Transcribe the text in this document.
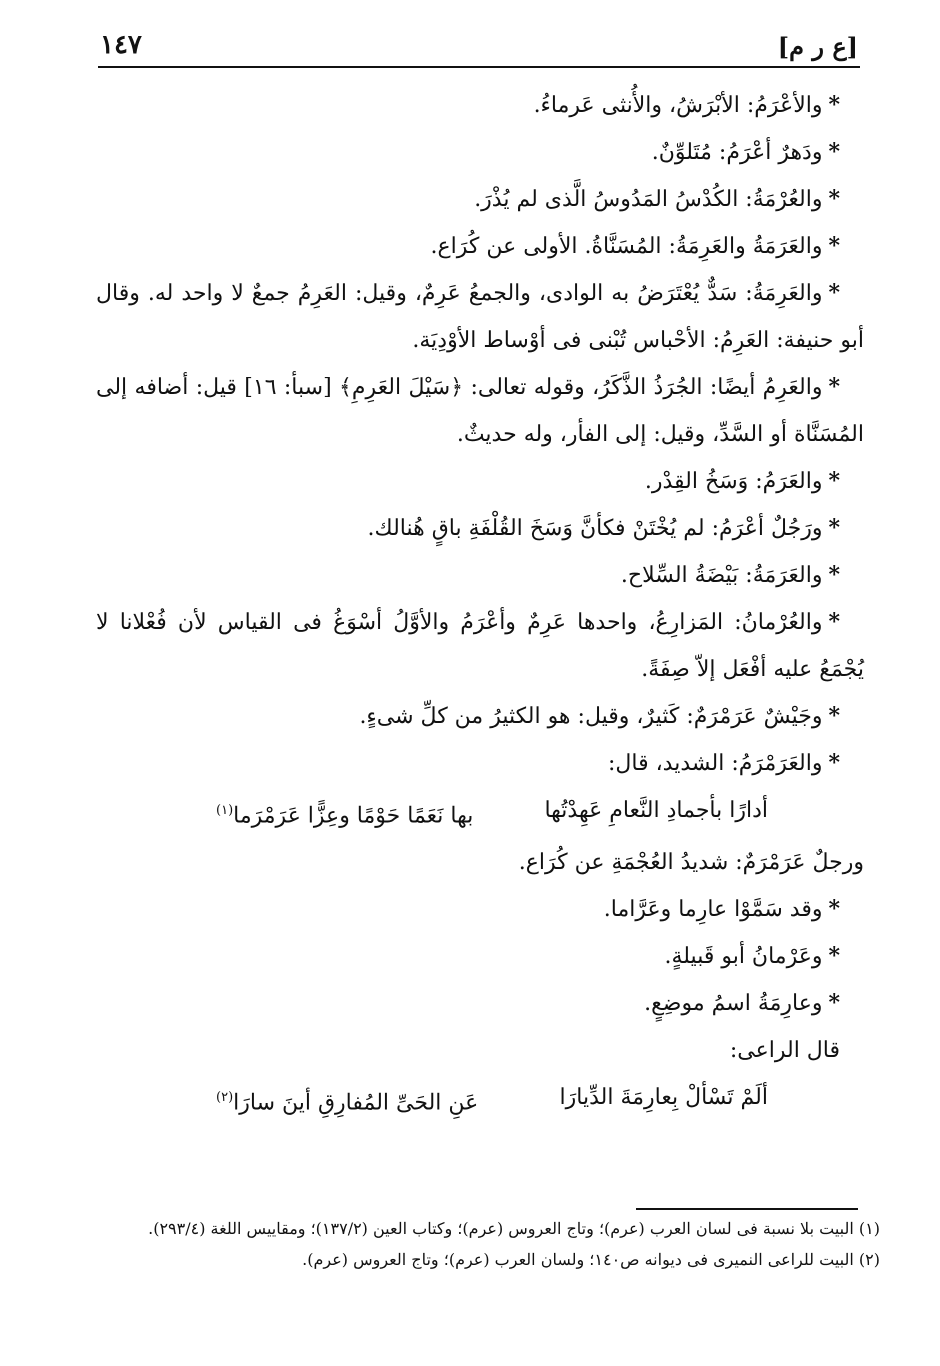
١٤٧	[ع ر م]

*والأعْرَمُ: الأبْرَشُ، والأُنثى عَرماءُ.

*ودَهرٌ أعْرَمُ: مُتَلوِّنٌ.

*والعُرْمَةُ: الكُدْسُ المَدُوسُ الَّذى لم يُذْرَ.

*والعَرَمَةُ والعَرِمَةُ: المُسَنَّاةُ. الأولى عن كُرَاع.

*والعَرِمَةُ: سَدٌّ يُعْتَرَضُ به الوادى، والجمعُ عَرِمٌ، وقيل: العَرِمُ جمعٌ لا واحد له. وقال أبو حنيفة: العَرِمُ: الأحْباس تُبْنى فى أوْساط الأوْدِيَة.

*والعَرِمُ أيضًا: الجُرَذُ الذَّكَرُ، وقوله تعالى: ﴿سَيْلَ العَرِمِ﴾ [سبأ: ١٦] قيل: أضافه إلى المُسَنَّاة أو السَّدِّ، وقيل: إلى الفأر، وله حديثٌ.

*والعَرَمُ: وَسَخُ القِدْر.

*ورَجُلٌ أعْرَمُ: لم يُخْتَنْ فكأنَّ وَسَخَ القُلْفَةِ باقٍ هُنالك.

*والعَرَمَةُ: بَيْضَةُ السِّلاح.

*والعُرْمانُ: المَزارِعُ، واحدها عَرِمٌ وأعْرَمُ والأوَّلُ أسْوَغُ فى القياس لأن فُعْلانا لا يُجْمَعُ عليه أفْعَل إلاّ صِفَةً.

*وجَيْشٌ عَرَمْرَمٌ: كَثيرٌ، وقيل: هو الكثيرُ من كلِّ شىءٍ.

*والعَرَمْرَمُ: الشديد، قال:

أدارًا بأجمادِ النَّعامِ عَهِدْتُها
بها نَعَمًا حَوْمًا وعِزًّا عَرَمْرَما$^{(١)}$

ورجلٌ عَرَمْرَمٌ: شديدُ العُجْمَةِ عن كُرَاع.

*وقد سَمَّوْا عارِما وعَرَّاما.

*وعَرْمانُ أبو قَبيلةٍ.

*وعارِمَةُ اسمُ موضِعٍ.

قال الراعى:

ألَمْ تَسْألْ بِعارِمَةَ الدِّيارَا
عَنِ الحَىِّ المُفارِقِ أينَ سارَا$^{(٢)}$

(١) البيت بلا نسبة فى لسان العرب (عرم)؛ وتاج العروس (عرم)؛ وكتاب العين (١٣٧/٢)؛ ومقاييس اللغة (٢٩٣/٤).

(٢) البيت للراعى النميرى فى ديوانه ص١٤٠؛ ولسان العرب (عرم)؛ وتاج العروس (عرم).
--
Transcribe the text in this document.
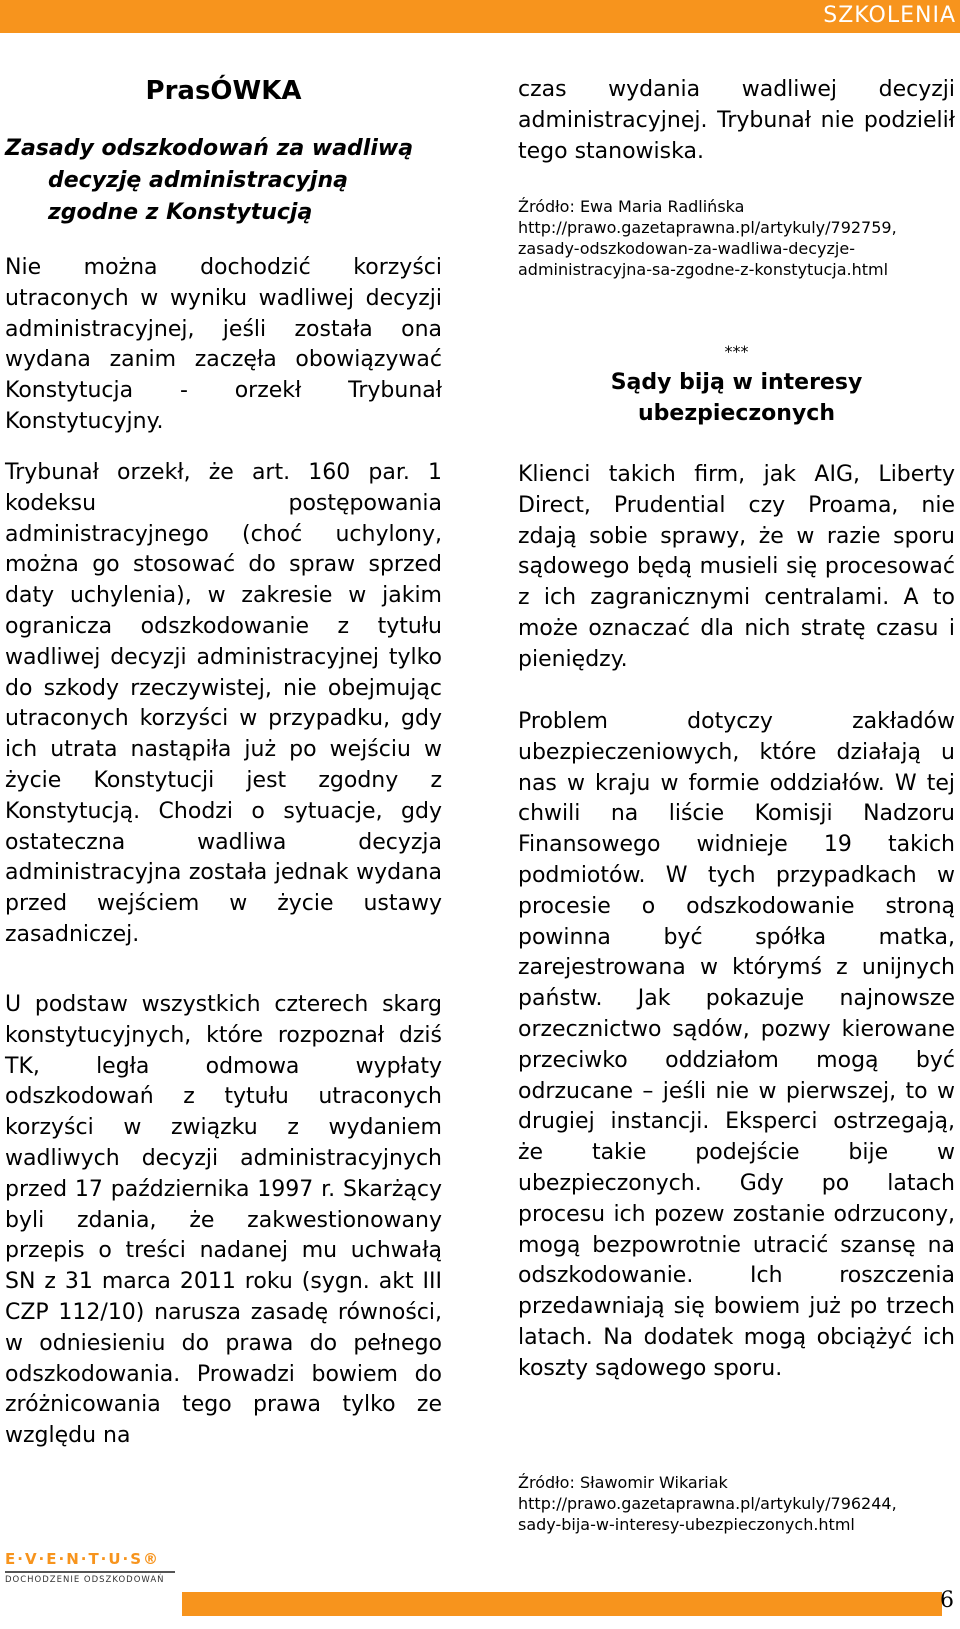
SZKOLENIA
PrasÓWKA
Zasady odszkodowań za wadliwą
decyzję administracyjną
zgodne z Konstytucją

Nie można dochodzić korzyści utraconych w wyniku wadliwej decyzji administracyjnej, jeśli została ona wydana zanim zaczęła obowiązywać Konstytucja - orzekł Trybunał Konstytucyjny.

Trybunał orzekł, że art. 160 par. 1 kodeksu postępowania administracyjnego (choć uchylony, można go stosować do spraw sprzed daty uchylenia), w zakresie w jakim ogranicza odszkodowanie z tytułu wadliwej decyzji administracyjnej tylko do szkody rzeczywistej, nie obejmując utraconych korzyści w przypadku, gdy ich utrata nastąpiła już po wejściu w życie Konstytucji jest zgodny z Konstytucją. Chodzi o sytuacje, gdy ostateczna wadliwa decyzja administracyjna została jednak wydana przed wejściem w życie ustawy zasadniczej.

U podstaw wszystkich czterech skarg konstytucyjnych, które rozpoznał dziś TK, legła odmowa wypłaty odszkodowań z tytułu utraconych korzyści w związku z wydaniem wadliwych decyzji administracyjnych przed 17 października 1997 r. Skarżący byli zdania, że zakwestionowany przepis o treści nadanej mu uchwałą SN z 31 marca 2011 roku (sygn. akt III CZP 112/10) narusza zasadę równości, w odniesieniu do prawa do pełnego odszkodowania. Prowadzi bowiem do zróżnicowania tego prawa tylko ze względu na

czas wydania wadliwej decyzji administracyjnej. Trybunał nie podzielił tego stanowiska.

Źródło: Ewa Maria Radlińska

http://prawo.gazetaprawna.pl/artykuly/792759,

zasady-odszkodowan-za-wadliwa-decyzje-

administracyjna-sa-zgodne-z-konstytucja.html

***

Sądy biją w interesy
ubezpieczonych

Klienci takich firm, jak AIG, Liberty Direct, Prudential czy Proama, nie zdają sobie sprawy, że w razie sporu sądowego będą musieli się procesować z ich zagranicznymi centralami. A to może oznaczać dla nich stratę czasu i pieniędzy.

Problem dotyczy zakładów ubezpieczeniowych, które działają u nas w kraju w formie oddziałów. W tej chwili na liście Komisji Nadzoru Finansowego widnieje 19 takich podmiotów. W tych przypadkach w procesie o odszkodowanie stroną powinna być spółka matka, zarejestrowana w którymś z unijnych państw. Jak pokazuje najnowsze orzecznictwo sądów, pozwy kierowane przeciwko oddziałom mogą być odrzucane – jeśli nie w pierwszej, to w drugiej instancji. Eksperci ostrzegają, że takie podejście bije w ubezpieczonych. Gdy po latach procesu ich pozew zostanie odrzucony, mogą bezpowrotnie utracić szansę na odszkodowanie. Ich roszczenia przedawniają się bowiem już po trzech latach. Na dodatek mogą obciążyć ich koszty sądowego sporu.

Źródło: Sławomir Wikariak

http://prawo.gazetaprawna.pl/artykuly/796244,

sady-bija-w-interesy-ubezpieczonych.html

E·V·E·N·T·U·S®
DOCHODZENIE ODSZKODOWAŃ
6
==
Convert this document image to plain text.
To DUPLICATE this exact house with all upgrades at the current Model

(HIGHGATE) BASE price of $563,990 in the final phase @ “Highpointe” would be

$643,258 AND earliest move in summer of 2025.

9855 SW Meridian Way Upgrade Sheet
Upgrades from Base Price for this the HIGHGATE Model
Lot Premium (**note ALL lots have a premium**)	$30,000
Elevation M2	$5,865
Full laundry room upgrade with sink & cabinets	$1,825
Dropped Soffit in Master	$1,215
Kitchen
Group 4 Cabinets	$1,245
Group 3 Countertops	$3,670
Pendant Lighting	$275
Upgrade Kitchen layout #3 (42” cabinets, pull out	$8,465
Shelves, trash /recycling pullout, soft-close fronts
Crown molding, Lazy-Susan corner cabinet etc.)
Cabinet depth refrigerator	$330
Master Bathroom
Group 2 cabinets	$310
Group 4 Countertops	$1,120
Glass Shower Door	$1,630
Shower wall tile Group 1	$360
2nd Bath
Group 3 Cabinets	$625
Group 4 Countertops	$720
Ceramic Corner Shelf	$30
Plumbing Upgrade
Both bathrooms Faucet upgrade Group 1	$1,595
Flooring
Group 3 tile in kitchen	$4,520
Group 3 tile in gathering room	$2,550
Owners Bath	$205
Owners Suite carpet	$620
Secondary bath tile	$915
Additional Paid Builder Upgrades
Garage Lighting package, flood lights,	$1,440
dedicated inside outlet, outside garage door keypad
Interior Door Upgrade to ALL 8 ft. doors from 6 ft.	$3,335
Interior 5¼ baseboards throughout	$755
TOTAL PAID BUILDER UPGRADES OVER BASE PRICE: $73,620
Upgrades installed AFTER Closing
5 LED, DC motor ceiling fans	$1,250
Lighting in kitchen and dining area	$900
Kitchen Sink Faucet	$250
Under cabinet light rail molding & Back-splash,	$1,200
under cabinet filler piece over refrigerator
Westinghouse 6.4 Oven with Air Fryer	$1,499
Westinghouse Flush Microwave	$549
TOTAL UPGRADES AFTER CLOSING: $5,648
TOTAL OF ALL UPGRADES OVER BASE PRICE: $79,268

* [GOAL]
Search the entries for the word "وتاج", then list each line that holds it.

* [FULL OUTPUT]
(١) البيت بلا نسبة فى لسان العرب (عرم)؛ وتاج العروس (عرم)؛ وكتاب العين (١٣٧/٢)؛ ومقاييس اللغة (٢٩٣/٤).
(٢) البيت للراعى النميرى فى ديوانه ص١٤٠؛ ولسان العرب (عرم)؛ وتاج العروس (عرم).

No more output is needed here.